From the entries below, copy every line that holds the word "color".

(Dataset rows about figures)
-------------------------
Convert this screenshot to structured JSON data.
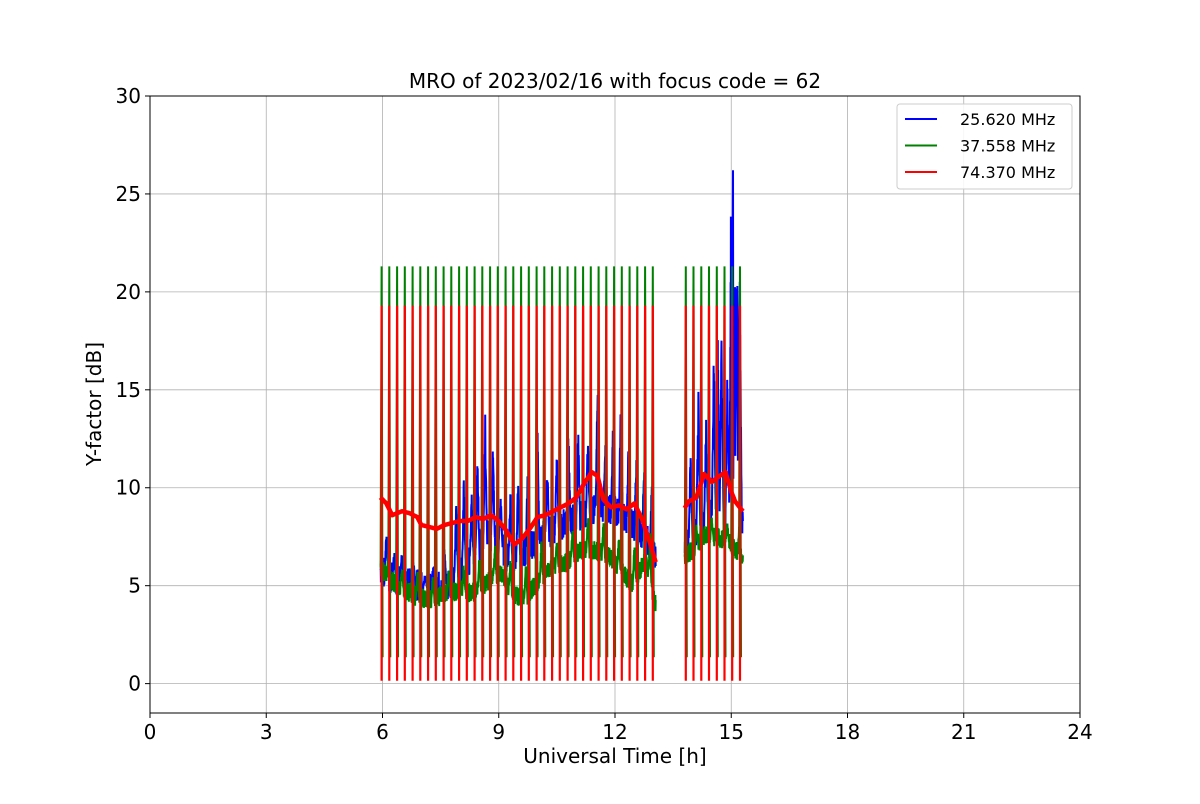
{
  "chart_data": {
    "type": "line",
    "title": "MRO of 2023/02/16 with focus code = 62",
    "xlabel": "Universal Time [h]",
    "ylabel": "Y-factor [dB]",
    "xlim": [
      0,
      24
    ],
    "ylim": [
      -1.5,
      30
    ],
    "xticks": [
      0,
      3,
      6,
      9,
      12,
      15,
      18,
      21,
      24
    ],
    "yticks": [
      0,
      5,
      10,
      15,
      20,
      25,
      30
    ],
    "grid": true,
    "legend_position": "top-right",
    "series": [
      {
        "name": "25.620 MHz",
        "color": "#0000ff",
        "baseline": [
          [
            5.95,
            5.8
          ],
          [
            6.3,
            5.3
          ],
          [
            6.8,
            5.1
          ],
          [
            7.3,
            4.8
          ],
          [
            7.8,
            5.2
          ],
          [
            8.3,
            6.4
          ],
          [
            8.7,
            7.6
          ],
          [
            9.0,
            7.2
          ],
          [
            9.3,
            6.2
          ],
          [
            9.7,
            6.8
          ],
          [
            10.2,
            7.6
          ],
          [
            10.7,
            8.2
          ],
          [
            11.2,
            8.6
          ],
          [
            11.6,
            9.0
          ],
          [
            12.0,
            8.8
          ],
          [
            12.4,
            8.2
          ],
          [
            12.8,
            7.4
          ],
          [
            13.05,
            6.5
          ],
          [
            13.3,
            7.4
          ],
          [
            13.7,
            6.6
          ],
          [
            14.0,
            7.4
          ],
          [
            14.3,
            8.4
          ],
          [
            14.6,
            8.9
          ],
          [
            14.9,
            8.6
          ],
          [
            15.05,
            10.0
          ],
          [
            15.15,
            11.5
          ],
          [
            15.3,
            8.0
          ]
        ],
        "peaks": [
          [
            6.1,
            7.9
          ],
          [
            6.3,
            7.0
          ],
          [
            6.5,
            6.9
          ],
          [
            6.8,
            6.4
          ],
          [
            7.1,
            5.6
          ],
          [
            7.3,
            6.2
          ],
          [
            7.6,
            7.0
          ],
          [
            7.9,
            9.6
          ],
          [
            8.1,
            10.6
          ],
          [
            8.3,
            9.8
          ],
          [
            8.45,
            12.0
          ],
          [
            8.65,
            14.2
          ],
          [
            8.85,
            12.3
          ],
          [
            9.05,
            10.0
          ],
          [
            9.3,
            10.1
          ],
          [
            9.5,
            11.0
          ],
          [
            9.75,
            12.3
          ],
          [
            10.0,
            13.1
          ],
          [
            10.25,
            11.6
          ],
          [
            10.5,
            12.2
          ],
          [
            10.8,
            13.2
          ],
          [
            11.05,
            13.5
          ],
          [
            11.3,
            13.1
          ],
          [
            11.55,
            16.7
          ],
          [
            11.75,
            12.6
          ],
          [
            11.95,
            13.8
          ],
          [
            12.15,
            14.9
          ],
          [
            12.35,
            12.7
          ],
          [
            12.55,
            12.0
          ],
          [
            12.75,
            11.5
          ],
          [
            12.95,
            11.0
          ],
          [
            13.25,
            12.2
          ],
          [
            13.55,
            11.2
          ],
          [
            13.75,
            14.7
          ],
          [
            13.95,
            12.3
          ],
          [
            14.15,
            15.8
          ],
          [
            14.35,
            13.8
          ],
          [
            14.55,
            17.9
          ],
          [
            14.65,
            18.6
          ],
          [
            14.75,
            18.9
          ],
          [
            14.9,
            16.2
          ],
          [
            15.0,
            26.7
          ],
          [
            15.05,
            28.6
          ],
          [
            15.1,
            25.5
          ],
          [
            15.15,
            22.1
          ],
          [
            15.22,
            21.0
          ]
        ]
      },
      {
        "name": "37.558 MHz",
        "color": "#008000",
        "baseline": [
          [
            5.95,
            5.9
          ],
          [
            6.2,
            5.3
          ],
          [
            6.5,
            4.9
          ],
          [
            6.9,
            4.4
          ],
          [
            7.3,
            4.3
          ],
          [
            7.7,
            4.6
          ],
          [
            8.0,
            4.8
          ],
          [
            8.3,
            4.6
          ],
          [
            8.6,
            5.0
          ],
          [
            8.9,
            5.6
          ],
          [
            9.1,
            5.5
          ],
          [
            9.4,
            4.5
          ],
          [
            9.7,
            4.4
          ],
          [
            10.0,
            5.2
          ],
          [
            10.3,
            5.9
          ],
          [
            10.7,
            6.1
          ],
          [
            11.1,
            6.8
          ],
          [
            11.5,
            6.8
          ],
          [
            11.8,
            6.6
          ],
          [
            12.1,
            6.0
          ],
          [
            12.4,
            5.0
          ],
          [
            12.8,
            6.3
          ],
          [
            13.05,
            4.0
          ],
          [
            13.2,
            7.0
          ],
          [
            13.5,
            6.2
          ],
          [
            13.75,
            6.4
          ],
          [
            14.0,
            6.8
          ],
          [
            14.3,
            7.6
          ],
          [
            14.6,
            7.5
          ],
          [
            14.9,
            7.3
          ],
          [
            15.1,
            6.9
          ],
          [
            15.3,
            6.3
          ]
        ],
        "peaks": [
          [
            6.15,
            6.9
          ],
          [
            6.5,
            6.2
          ],
          [
            6.9,
            5.8
          ],
          [
            7.3,
            5.7
          ],
          [
            7.7,
            6.2
          ],
          [
            8.1,
            6.3
          ],
          [
            8.5,
            6.9
          ],
          [
            8.9,
            7.2
          ],
          [
            9.3,
            6.6
          ],
          [
            9.7,
            6.3
          ],
          [
            10.1,
            7.4
          ],
          [
            10.5,
            7.8
          ],
          [
            10.9,
            8.1
          ],
          [
            11.3,
            8.8
          ],
          [
            11.7,
            8.4
          ],
          [
            12.1,
            7.9
          ],
          [
            12.5,
            7.4
          ],
          [
            12.9,
            7.8
          ],
          [
            13.3,
            8.2
          ],
          [
            13.7,
            7.8
          ],
          [
            14.1,
            8.3
          ],
          [
            14.5,
            8.6
          ],
          [
            14.9,
            8.3
          ],
          [
            15.2,
            8.0
          ]
        ],
        "dropout_min": 3.2
      },
      {
        "name": "74.370 MHz",
        "color": "#ff0000",
        "baseline": [
          [
            5.95,
            9.5
          ],
          [
            6.1,
            9.2
          ],
          [
            6.25,
            8.6
          ],
          [
            6.5,
            8.8
          ],
          [
            6.7,
            8.7
          ],
          [
            6.9,
            8.5
          ],
          [
            7.0,
            8.1
          ],
          [
            7.2,
            8.0
          ],
          [
            7.4,
            7.9
          ],
          [
            7.6,
            8.1
          ],
          [
            7.8,
            8.2
          ],
          [
            8.0,
            8.3
          ],
          [
            8.2,
            8.3
          ],
          [
            8.4,
            8.5
          ],
          [
            8.6,
            8.4
          ],
          [
            8.8,
            8.6
          ],
          [
            9.0,
            8.3
          ],
          [
            9.2,
            7.8
          ],
          [
            9.4,
            7.1
          ],
          [
            9.6,
            7.4
          ],
          [
            9.8,
            7.9
          ],
          [
            10.0,
            8.5
          ],
          [
            10.2,
            8.6
          ],
          [
            10.4,
            8.8
          ],
          [
            10.6,
            9.0
          ],
          [
            10.8,
            9.2
          ],
          [
            11.0,
            9.5
          ],
          [
            11.2,
            10.2
          ],
          [
            11.4,
            10.8
          ],
          [
            11.55,
            10.6
          ],
          [
            11.7,
            9.4
          ],
          [
            11.9,
            9.0
          ],
          [
            12.1,
            9.1
          ],
          [
            12.3,
            8.9
          ],
          [
            12.5,
            9.2
          ],
          [
            12.7,
            8.4
          ],
          [
            12.9,
            7.2
          ],
          [
            13.05,
            6.2
          ],
          [
            13.2,
            9.4
          ],
          [
            13.5,
            9.0
          ],
          [
            13.75,
            8.8
          ],
          [
            13.9,
            9.3
          ],
          [
            14.1,
            9.5
          ],
          [
            14.3,
            10.7
          ],
          [
            14.5,
            10.3
          ],
          [
            14.7,
            10.6
          ],
          [
            14.85,
            10.8
          ],
          [
            15.0,
            9.8
          ],
          [
            15.1,
            9.3
          ],
          [
            15.3,
            8.8
          ]
        ],
        "tops": 19.3
      }
    ],
    "calibration": {
      "period_h": 0.2,
      "top_dB": 21.3,
      "bottom_dB": 0.15,
      "segments": [
        [
          5.95,
          13.05
        ],
        [
          13.8,
          15.3
        ]
      ]
    }
  }
}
-------------------------
§ Finished exercise:
        "color": "#0000ff",
        "color": "#008000",
        "color": "#ff0000",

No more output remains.